### Instruction
Search the data below for the word "engagement" and copy each line that holds it.

### Raw records

========

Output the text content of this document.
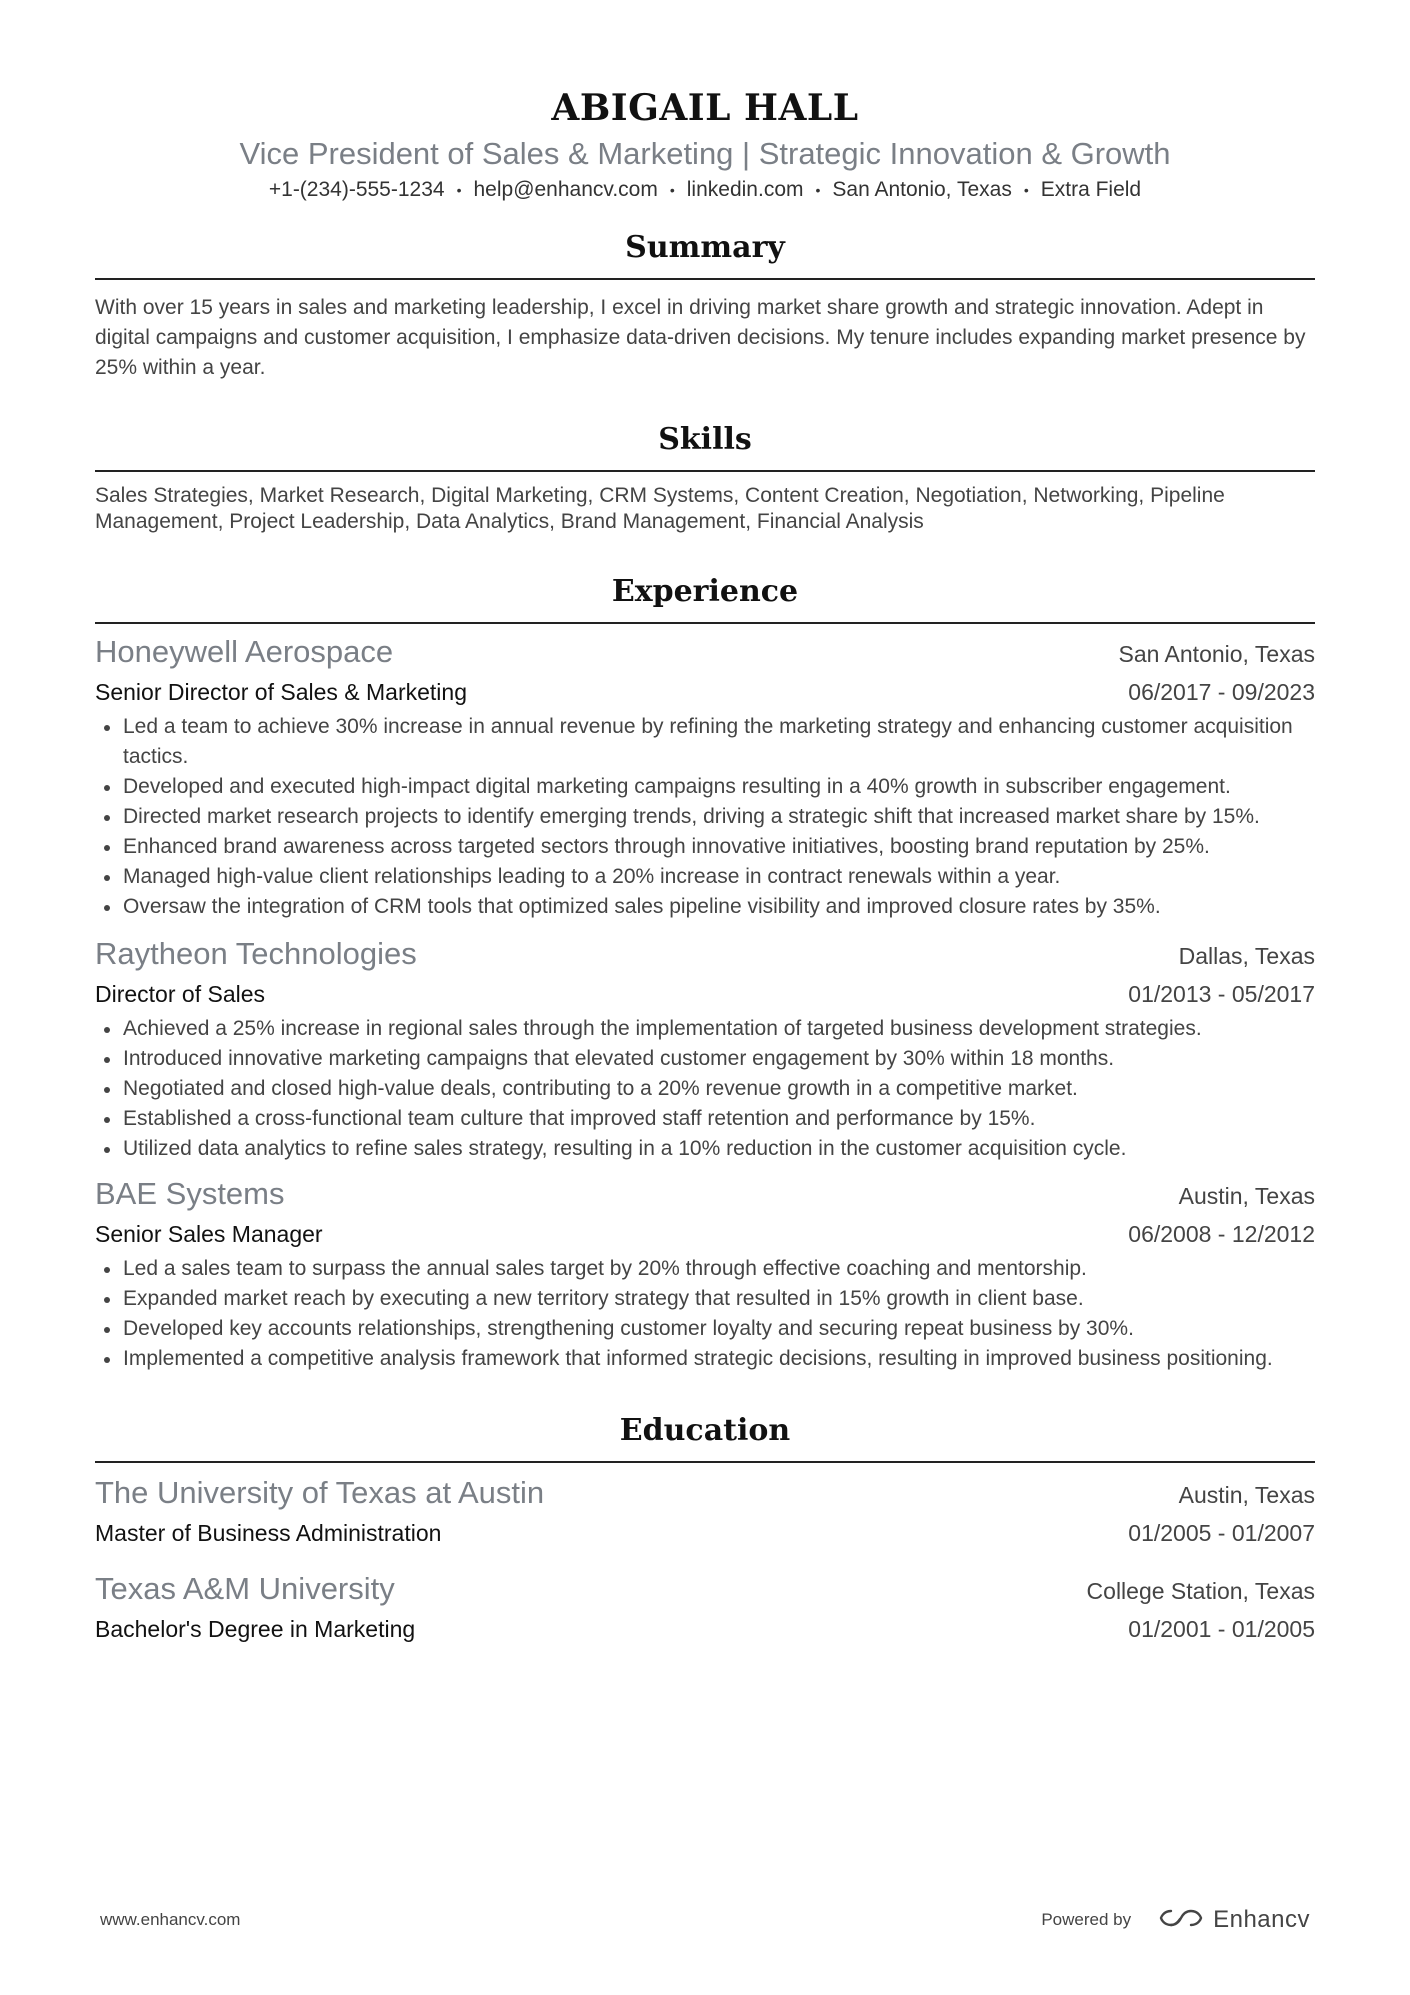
ABIGAIL HALL
Vice President of Sales & Marketing | Strategic Innovation & Growth
+1-(234)-555-1234 • help@enhancv.com • linkedin.com • San Antonio, Texas • Extra Field
Summary
With over 15 years in sales and marketing leadership, I excel in driving market share growth and strategic innovation. Adept in digital campaigns and customer acquisition, I emphasize data-driven decisions. My tenure includes expanding market presence by 25% within a year.
Skills
Sales Strategies, Market Research, Digital Marketing, CRM Systems, Content Creation, Negotiation, Networking, Pipeline Management, Project Leadership, Data Analytics, Brand Management, Financial Analysis
Experience
Honeywell Aerospace	San Antonio, Texas
Senior Director of Sales & Marketing	06/2017 - 09/2023
Led a team to achieve 30% increase in annual revenue by refining the marketing strategy and enhancing customer acquisition tactics.
Developed and executed high-impact digital marketing campaigns resulting in a 40% growth in subscriber engagement.
Directed market research projects to identify emerging trends, driving a strategic shift that increased market share by 15%.
Enhanced brand awareness across targeted sectors through innovative initiatives, boosting brand reputation by 25%.
Managed high-value client relationships leading to a 20% increase in contract renewals within a year.
Oversaw the integration of CRM tools that optimized sales pipeline visibility and improved closure rates by 35%.
Raytheon Technologies	Dallas, Texas
Director of Sales	01/2013 - 05/2017
Achieved a 25% increase in regional sales through the implementation of targeted business development strategies.
Introduced innovative marketing campaigns that elevated customer engagement by 30% within 18 months.
Negotiated and closed high-value deals, contributing to a 20% revenue growth in a competitive market.
Established a cross-functional team culture that improved staff retention and performance by 15%.
Utilized data analytics to refine sales strategy, resulting in a 10% reduction in the customer acquisition cycle.
BAE Systems	Austin, Texas
Senior Sales Manager	06/2008 - 12/2012
Led a sales team to surpass the annual sales target by 20% through effective coaching and mentorship.
Expanded market reach by executing a new territory strategy that resulted in 15% growth in client base.
Developed key accounts relationships, strengthening customer loyalty and securing repeat business by 30%.
Implemented a competitive analysis framework that informed strategic decisions, resulting in improved business positioning.
Education
The University of Texas at Austin	Austin, Texas
Master of Business Administration	01/2005 - 01/2007
Texas A&M University	College Station, Texas
Bachelor's Degree in Marketing	01/2001 - 01/2005
www.enhancv.com	Powered by	Enhancv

========

### Written answer
Developed and executed high-impact digital marketing campaigns resulting in a 40% growth in subscriber engagement.
Introduced innovative marketing campaigns that elevated customer engagement by 30% within 18 months.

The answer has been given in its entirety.